Collected data entries
=-=-=-=-=
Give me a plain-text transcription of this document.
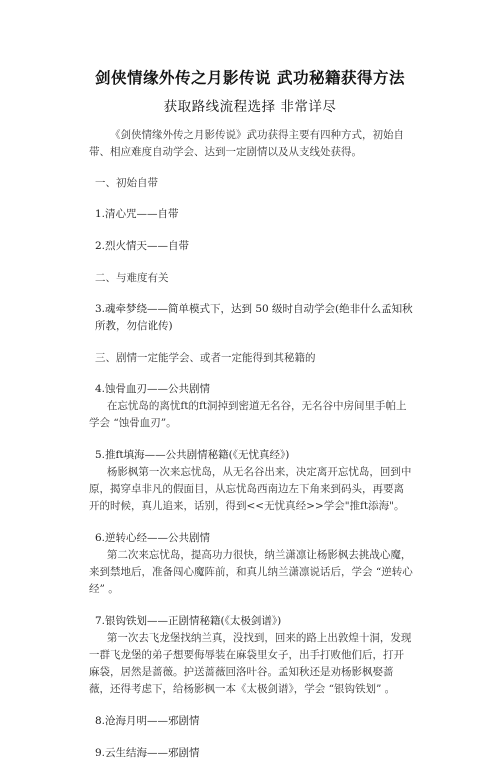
剑侠情缘外传之月影传说 武功秘籍获得方法
获取路线流程选择 非常详尽
《剑侠情缘外传之月影传说》武功获得主要有四种方式，初始自带、相应难度自动学会、达到一定剧情以及从支线处获得。
一、初始自带
1.清心咒——自带
2.烈火情天——自带
二、与难度有关
3.魂牵梦绕——简单模式下，达到 50 级时自动学会(绝非什么孟知秋所教，勿信讹传)
三、剧情一定能学会、或者一定能得到其秘籍的
4.蚀骨血刃——公共剧情
在忘忧岛的离忧ft的ft洞掉到密道无名谷，无名谷中房间里手帕上学会 “蚀骨血刃”。
5.推ft填海——公共剧情秘籍(《无忧真经》)
杨影枫第一次来忘忧岛，从无名谷出来，决定离开忘忧岛，回到中原，揭穿卓非凡的假面目，从忘忧岛西南边左下角来到码头，再要离开的时候，真儿追来，话别，得到<<无忧真经>>学会"推ft添海"。
6.逆转心经——公共剧情
第二次来忘忧岛，提高功力很快，纳兰潇凛让杨影枫去挑战心魔，来到禁地后，准备闯心魔阵前，和真儿纳兰潇凛说话后，学会 “逆转心经” 。
7.银钩铁划——正剧情秘籍(《太极剑谱》)
第一次去飞龙堡找纳兰真，没找到，回来的路上出敦煌十洞，发现一群飞龙堡的弟子想要侮辱装在麻袋里女子，出手打败他们后，打开麻袋，居然是蔷薇。护送蔷薇回洛叶谷。孟知秋还是劝杨影枫娶蔷薇，还得考虑下，给杨影枫一本《太极剑谱》，学会 “银钩铁划” 。
8.沧海月明——邪剧情
9.云生结海——邪剧情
=-=-=-=-=
EXERCISE
Give nothing but the number of lines containing the string "剑侠情缘外传之月影传说".

RESPONSE TO THE EXERCISE
2